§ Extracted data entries
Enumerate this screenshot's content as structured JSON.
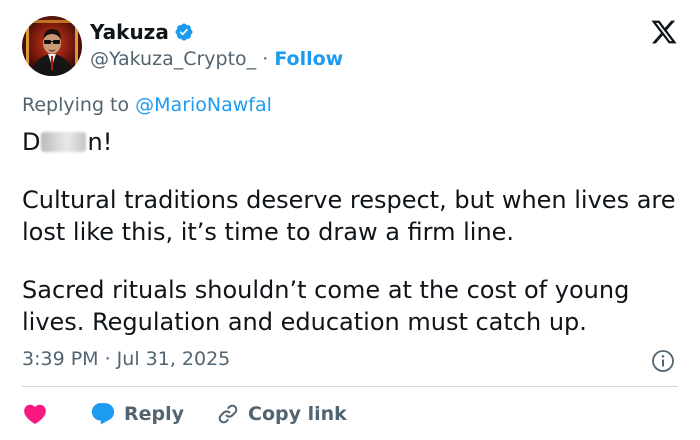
{
  "author": {
    "name": "Yakuza",
    "handle": "@Yakuza_Crypto_",
    "separator": "·",
    "follow_label": "Follow",
    "verified_icon": "verified-badge-icon"
  },
  "reply_context": {
    "prefix": "Replying to ",
    "mention": "@MarioNawfal"
  },
  "tweet": {
    "line1_start": "D",
    "line1_end": "n!",
    "paragraph2": "Cultural traditions deserve respect, but when lives are lost like this, it’s time to draw a firm line.",
    "paragraph3": "Sacred rituals shouldn’t come at the cost of young lives. Regulation and education must catch up."
  },
  "meta": {
    "timestamp": "3:39 PM · Jul 31, 2025"
  },
  "actions": {
    "reply_label": "Reply",
    "copy_link_label": "Copy link"
  },
  "colors": {
    "accent": "#1d9bf0",
    "heart": "#f91880",
    "secondary_text": "#536471",
    "text": "#0f1419",
    "divider": "#cfd9de"
  }
}
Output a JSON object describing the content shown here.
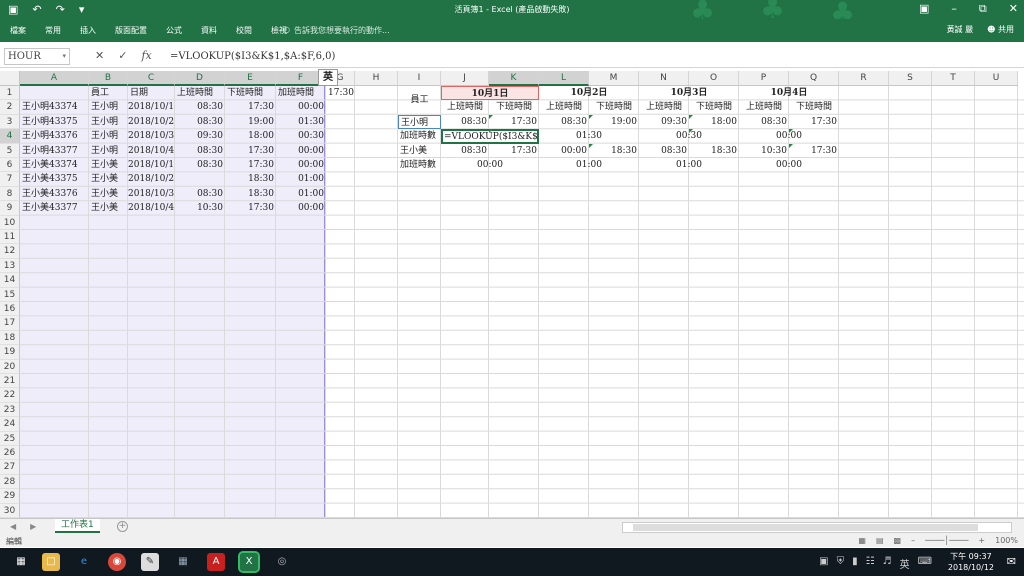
{
  "window": {
    "title": "活頁簿1 - Excel (產品啟動失敗)",
    "qat_icons": [
      "save-icon",
      "undo-icon",
      "redo-icon",
      "customize-icon"
    ]
  },
  "ribbon": {
    "tabs": [
      "檔案",
      "常用",
      "插入",
      "版面配置",
      "公式",
      "資料",
      "校閱",
      "檢視"
    ],
    "tell_me": "告訴我您想要執行的動作...",
    "user": "黃誠 嚴",
    "share": "共用"
  },
  "formula_bar": {
    "name_box": "HOUR",
    "formula": "=VLOOKUP($I3&K$1,$A:$F,6,0)"
  },
  "columns": [
    "A",
    "B",
    "C",
    "D",
    "E",
    "F",
    "G",
    "H",
    "I",
    "J",
    "K",
    "L",
    "M",
    "N",
    "O",
    "P",
    "Q",
    "R",
    "S",
    "T",
    "U"
  ],
  "rows": [
    "1",
    "2",
    "3",
    "4",
    "5",
    "6",
    "7",
    "8",
    "9",
    "10",
    "11",
    "12",
    "13",
    "14",
    "15",
    "16",
    "17",
    "18",
    "19",
    "20",
    "21",
    "22",
    "23",
    "24",
    "25",
    "26",
    "27",
    "28",
    "29",
    "30"
  ],
  "source_table": {
    "headers": [
      "",
      "員工",
      "日期",
      "上班時間",
      "下班時間",
      "加班時間"
    ],
    "rows": [
      [
        "王小明43374",
        "王小明",
        "2018/10/1",
        "08:30",
        "17:30",
        "00:00"
      ],
      [
        "王小明43375",
        "王小明",
        "2018/10/2",
        "08:30",
        "19:00",
        "01:30"
      ],
      [
        "王小明43376",
        "王小明",
        "2018/10/3",
        "09:30",
        "18:00",
        "00:30"
      ],
      [
        "王小明43377",
        "王小明",
        "2018/10/4",
        "08:30",
        "17:30",
        "00:00"
      ],
      [
        "王小美43374",
        "王小美",
        "2018/10/1",
        "08:30",
        "17:30",
        "00:00"
      ],
      [
        "王小美43375",
        "王小美",
        "2018/10/2",
        "",
        "18:30",
        "01:00"
      ],
      [
        "王小美43376",
        "王小美",
        "2018/10/3",
        "08:30",
        "18:30",
        "01:00"
      ],
      [
        "王小美43377",
        "王小美",
        "2018/10/4",
        "10:30",
        "17:30",
        "00:00"
      ]
    ]
  },
  "overflow_g1": "17:30",
  "ime_indicator": "英",
  "summary": {
    "employee_header": "員工",
    "dates": [
      "10月1日",
      "10月2日",
      "10月3日",
      "10月4日"
    ],
    "sub_headers": [
      "上班時間",
      "下班時間"
    ],
    "rows": [
      {
        "label": "王小明",
        "times": [
          "08:30",
          "17:30",
          "08:30",
          "19:00",
          "09:30",
          "18:00",
          "08:30",
          "17:30"
        ]
      },
      {
        "label": "加班時數",
        "editing": "=VLOOKUP($I3&K$1,",
        "overtime": [
          "01:30",
          "00:30",
          "00:00"
        ]
      },
      {
        "label": "王小美",
        "times": [
          "08:30",
          "17:30",
          "00:00",
          "18:30",
          "08:30",
          "18:30",
          "10:30",
          "17:30"
        ]
      },
      {
        "label": "加班時數",
        "overtime": [
          "00:00",
          "01:00",
          "01:00",
          "00:00"
        ]
      }
    ]
  },
  "sheet": {
    "tab": "工作表1"
  },
  "status": {
    "mode": "編輯",
    "zoom": "100%"
  },
  "taskbar": {
    "time": "下午 09:37",
    "date": "2018/10/12",
    "ime": "英"
  }
}
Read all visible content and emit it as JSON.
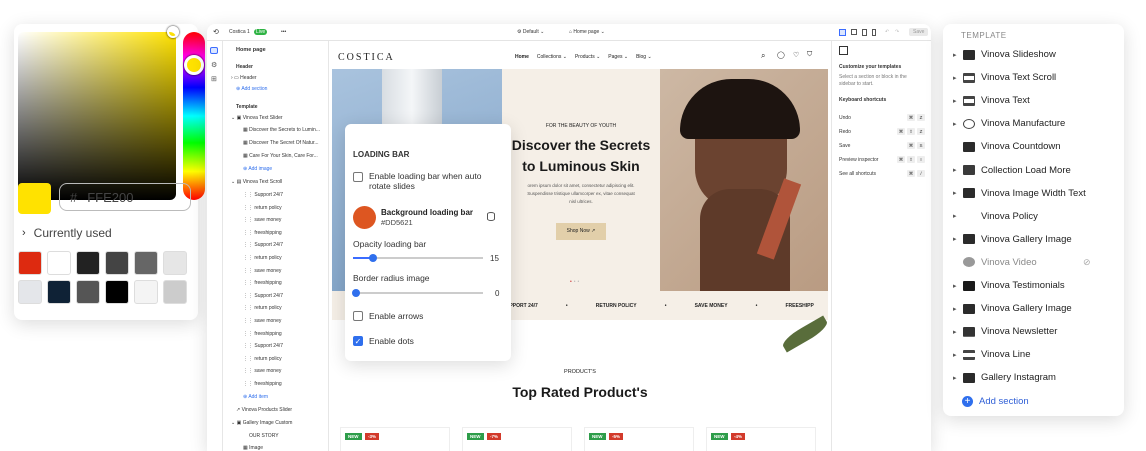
{
  "color_picker": {
    "hex_prefix": "#",
    "hex_value": "FFE200",
    "currently_used_label": "Currently used",
    "selected_color": "#FFE200",
    "swatches": [
      "#DD2A10",
      "#FFFFFF",
      "#222222",
      "#444444",
      "#666666",
      "#E6E6E6",
      "#E4E6EA",
      "#0F2236",
      "#555555",
      "#000000",
      "#F4F4F4",
      "#CCCCCC"
    ]
  },
  "topbar": {
    "store_name": "Costica 1",
    "live_badge": "Live",
    "theme_select": "Default",
    "page_select": "Home page",
    "save_button": "Save"
  },
  "tree": {
    "page_title": "Home page",
    "header_section": "Header",
    "header_item": "Header",
    "add_section": "Add section",
    "template_label": "Template",
    "text_slider": "Vinova Text Slider",
    "slides": [
      "Discover the Secrets to Lumin...",
      "Discover The Secret Of Natur...",
      "Care For Your Skin, Care For..."
    ],
    "add_image": "Add image",
    "text_scroll": "Vinova Text Scroll",
    "scroll_items": [
      "Support 24/7",
      "return policy",
      "save money",
      "freeshipping",
      "Support 24/7",
      "return policy",
      "save money",
      "freeshipping",
      "Support 24/7",
      "return policy",
      "save money",
      "freeshipping",
      "Support 24/7",
      "return policy",
      "save money",
      "freeshipping"
    ],
    "add_item": "Add item",
    "products_slider": "Vinova Products Slider",
    "gallery_custom": "Gallery Image Custom",
    "our_story": "OUR STORY",
    "image_item": "Image"
  },
  "storefront": {
    "logo": "COSTICA",
    "nav": [
      "Home",
      "Collections",
      "Products",
      "Pages",
      "Blog"
    ],
    "eyebrow": "FOR THE BEAUTY OF YOUTH",
    "headline_1": "Discover the Secrets",
    "headline_2": "to Luminous Skin",
    "body_1": "orem ipsum dolor sit amet, consectetur adipiscing elit.",
    "body_2": "Suspendisse tristique ullamcorper ex, vitae consequat",
    "body_3": "nisl ultrices.",
    "cta": "Shop Now",
    "marquee": [
      "Y",
      "FREESHIPPING",
      "SUPPORT 24/7",
      "RETURN POLICY",
      "SAVE MONEY",
      "FREESHIPP"
    ],
    "products_eyebrow": "PRODUCT'S",
    "products_title": "Top Rated Product's",
    "cards": [
      {
        "new": "NEW",
        "sale": "-3%"
      },
      {
        "new": "NEW",
        "sale": "-7%"
      },
      {
        "new": "NEW",
        "sale": "-5%"
      },
      {
        "new": "NEW",
        "sale": "-4%"
      }
    ]
  },
  "right_panel": {
    "title": "Customize your templates",
    "desc_1": "Select a section or block in the",
    "desc_2": "sidebar to start.",
    "shortcuts_title": "Keyboard shortcuts",
    "shortcuts": [
      {
        "label": "Undo",
        "keys": [
          "⌘",
          "Z"
        ]
      },
      {
        "label": "Redo",
        "keys": [
          "⌘",
          "⇧",
          "Z"
        ]
      },
      {
        "label": "Save",
        "keys": [
          "⌘",
          "S"
        ]
      },
      {
        "label": "Preview inspector",
        "keys": [
          "⌘",
          "⇧",
          "I"
        ]
      },
      {
        "label": "See all shortcuts",
        "keys": [
          "⌘",
          "/"
        ]
      }
    ]
  },
  "loading_panel": {
    "title": "LOADING BAR",
    "enable_label_1": "Enable loading bar when auto",
    "enable_label_2": "rotate slides",
    "bg_label": "Background loading bar",
    "bg_hex": "#DD5621",
    "bg_color": "#DD5621",
    "opacity_label": "Opacity loading bar",
    "opacity_value": "15",
    "opacity_level": 0.15,
    "radius_label": "Border radius image",
    "radius_value": "0",
    "radius_level": 0,
    "arrows_label": "Enable arrows",
    "dots_label": "Enable dots",
    "dots_checked": true
  },
  "template_list": {
    "header": "TEMPLATE",
    "items": [
      {
        "label": "Vinova Slideshow",
        "icon": "slideshow-icon",
        "chevron": true
      },
      {
        "label": "Vinova Text Scroll",
        "icon": "text-icon",
        "chevron": true
      },
      {
        "label": "Vinova Text",
        "icon": "text-icon",
        "chevron": true
      },
      {
        "label": "Vinova Manufacture",
        "icon": "manufacture-icon",
        "chevron": true
      },
      {
        "label": "Vinova Countdown",
        "icon": "image-icon",
        "chevron": false
      },
      {
        "label": "Collection Load More",
        "icon": "collection-icon",
        "chevron": true
      },
      {
        "label": "Vinova Image Width Text",
        "icon": "image-text-icon",
        "chevron": true
      },
      {
        "label": "Vinova Policy",
        "icon": "",
        "chevron": true
      },
      {
        "label": "Vinova Gallery Image",
        "icon": "gallery-icon",
        "chevron": true
      },
      {
        "label": "Vinova Video",
        "icon": "play-icon",
        "chevron": false
      },
      {
        "label": "Vinova Testimonials",
        "icon": "testimonials-icon",
        "chevron": true
      },
      {
        "label": "Vinova Gallery Image",
        "icon": "gallery-icon",
        "chevron": true
      },
      {
        "label": "Vinova Newsletter",
        "icon": "mail-icon",
        "chevron": true
      },
      {
        "label": "Vinova Line",
        "icon": "line-icon",
        "chevron": true
      },
      {
        "label": "Gallery Instagram",
        "icon": "gallery-icon",
        "chevron": true
      }
    ],
    "add_section": "Add section"
  }
}
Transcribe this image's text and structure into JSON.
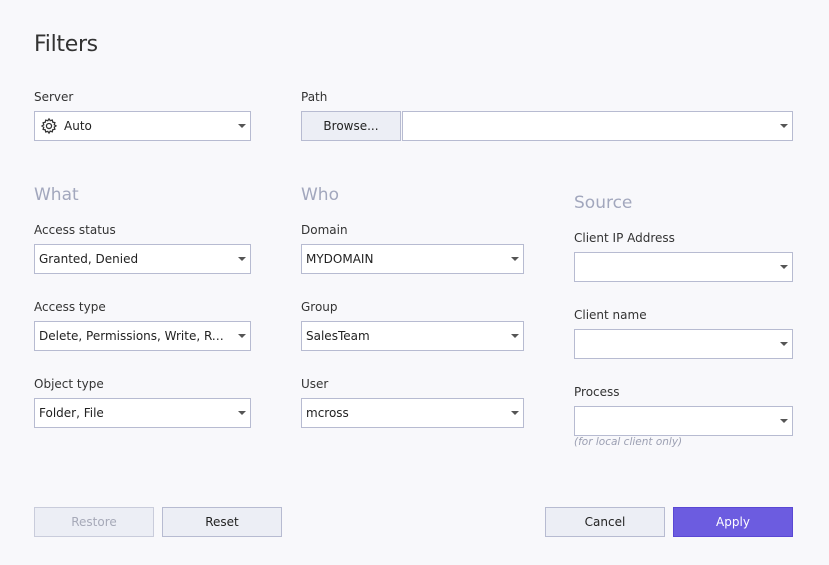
{
  "dialog": {
    "title": "Filters"
  },
  "server": {
    "label": "Server",
    "value": "Auto",
    "icon": "gear-icon"
  },
  "path": {
    "label": "Path",
    "browse_label": "Browse...",
    "value": ""
  },
  "what": {
    "heading": "What",
    "access_status": {
      "label": "Access status",
      "value": "Granted, Denied"
    },
    "access_type": {
      "label": "Access type",
      "value": "Delete, Permissions, Write, Rea..."
    },
    "object_type": {
      "label": "Object type",
      "value": "Folder, File"
    }
  },
  "who": {
    "heading": "Who",
    "domain": {
      "label": "Domain",
      "value": "MYDOMAIN"
    },
    "group": {
      "label": "Group",
      "value": "SalesTeam"
    },
    "user": {
      "label": "User",
      "value": "mcross"
    }
  },
  "source": {
    "heading": "Source",
    "client_ip": {
      "label": "Client IP Address",
      "value": ""
    },
    "client_name": {
      "label": "Client name",
      "value": ""
    },
    "process": {
      "label": "Process",
      "value": "",
      "hint": "(for local client only)"
    }
  },
  "buttons": {
    "restore": "Restore",
    "reset": "Reset",
    "cancel": "Cancel",
    "apply": "Apply"
  },
  "colors": {
    "accent": "#6c5ce0",
    "section_heading": "#a2a7bd",
    "border": "#b7bbd1",
    "background": "#f8f8fb"
  }
}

§ PROBLEM STATEMENT
In the records above, find the line with "Transcribe this image's" and copy from it through the last line exactly, without the pictures.

§ EXERCISE OUTPUT
Transcribe this image's text and structure into JSON.
{
  "dialog": {
    "title": "Filters"
  },
  "server": {
    "label": "Server",
    "value": "Auto",
    "icon": "gear-icon"
  },
  "path": {
    "label": "Path",
    "browse_label": "Browse...",
    "value": ""
  },
  "what": {
    "heading": "What",
    "access_status": {
      "label": "Access status",
      "value": "Granted, Denied"
    },
    "access_type": {
      "label": "Access type",
      "value": "Delete, Permissions, Write, Rea..."
    },
    "object_type": {
      "label": "Object type",
      "value": "Folder, File"
    }
  },
  "who": {
    "heading": "Who",
    "domain": {
      "label": "Domain",
      "value": "MYDOMAIN"
    },
    "group": {
      "label": "Group",
      "value": "SalesTeam"
    },
    "user": {
      "label": "User",
      "value": "mcross"
    }
  },
  "source": {
    "heading": "Source",
    "client_ip": {
      "label": "Client IP Address",
      "value": ""
    },
    "client_name": {
      "label": "Client name",
      "value": ""
    },
    "process": {
      "label": "Process",
      "value": "",
      "hint": "(for local client only)"
    }
  },
  "buttons": {
    "restore": "Restore",
    "reset": "Reset",
    "cancel": "Cancel",
    "apply": "Apply"
  },
  "colors": {
    "accent": "#6c5ce0",
    "section_heading": "#a2a7bd",
    "border": "#b7bbd1",
    "background": "#f8f8fb"
  }
}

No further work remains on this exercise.